(Exercise objective):
Will you write out all the entries below exactly?

[Stored entries]
################
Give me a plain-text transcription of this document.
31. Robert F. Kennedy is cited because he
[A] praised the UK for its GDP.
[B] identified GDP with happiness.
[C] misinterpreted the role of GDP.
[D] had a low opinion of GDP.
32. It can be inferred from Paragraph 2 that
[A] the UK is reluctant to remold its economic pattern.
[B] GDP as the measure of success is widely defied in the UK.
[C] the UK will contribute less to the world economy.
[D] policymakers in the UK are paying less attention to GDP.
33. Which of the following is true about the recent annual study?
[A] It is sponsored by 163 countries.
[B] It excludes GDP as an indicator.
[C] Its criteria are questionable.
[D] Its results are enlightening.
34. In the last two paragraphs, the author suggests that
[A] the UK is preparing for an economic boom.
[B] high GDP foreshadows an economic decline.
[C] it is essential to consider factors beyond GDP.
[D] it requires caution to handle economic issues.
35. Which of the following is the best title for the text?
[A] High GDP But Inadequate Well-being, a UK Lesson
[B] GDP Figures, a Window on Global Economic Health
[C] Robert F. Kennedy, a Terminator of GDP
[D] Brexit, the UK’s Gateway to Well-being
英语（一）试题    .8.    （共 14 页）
################
(Reply to the task):
Give me a plain-text transcription of this document.
31. Robert F. Kennedy is cited because he
[A] praised the UK for its GDP.
[B] identified GDP with happiness.
[C] misinterpreted the role of GDP.
[D] had a low opinion of GDP.
32. It can be inferred from Paragraph 2 that
[A] the UK is reluctant to remold its economic pattern.
[B] GDP as the measure of success is widely defied in the UK.
[C] the UK will contribute less to the world economy.
[D] policymakers in the UK are paying less attention to GDP.
33. Which of the following is true about the recent annual study?
[A] It is sponsored by 163 countries.
[B] It excludes GDP as an indicator.
[C] Its criteria are questionable.
[D] Its results are enlightening.
34. In the last two paragraphs, the author suggests that
[A] the UK is preparing for an economic boom.
[B] high GDP foreshadows an economic decline.
[C] it is essential to consider factors beyond GDP.
[D] it requires caution to handle economic issues.
35. Which of the following is the best title for the text?
[A] High GDP But Inadequate Well-being, a UK Lesson
[B] GDP Figures, a Window on Global Economic Health
[C] Robert F. Kennedy, a Terminator of GDP
[D] Brexit, the UK’s Gateway to Well-being
英语（一）试题    .8.    （共 14 页）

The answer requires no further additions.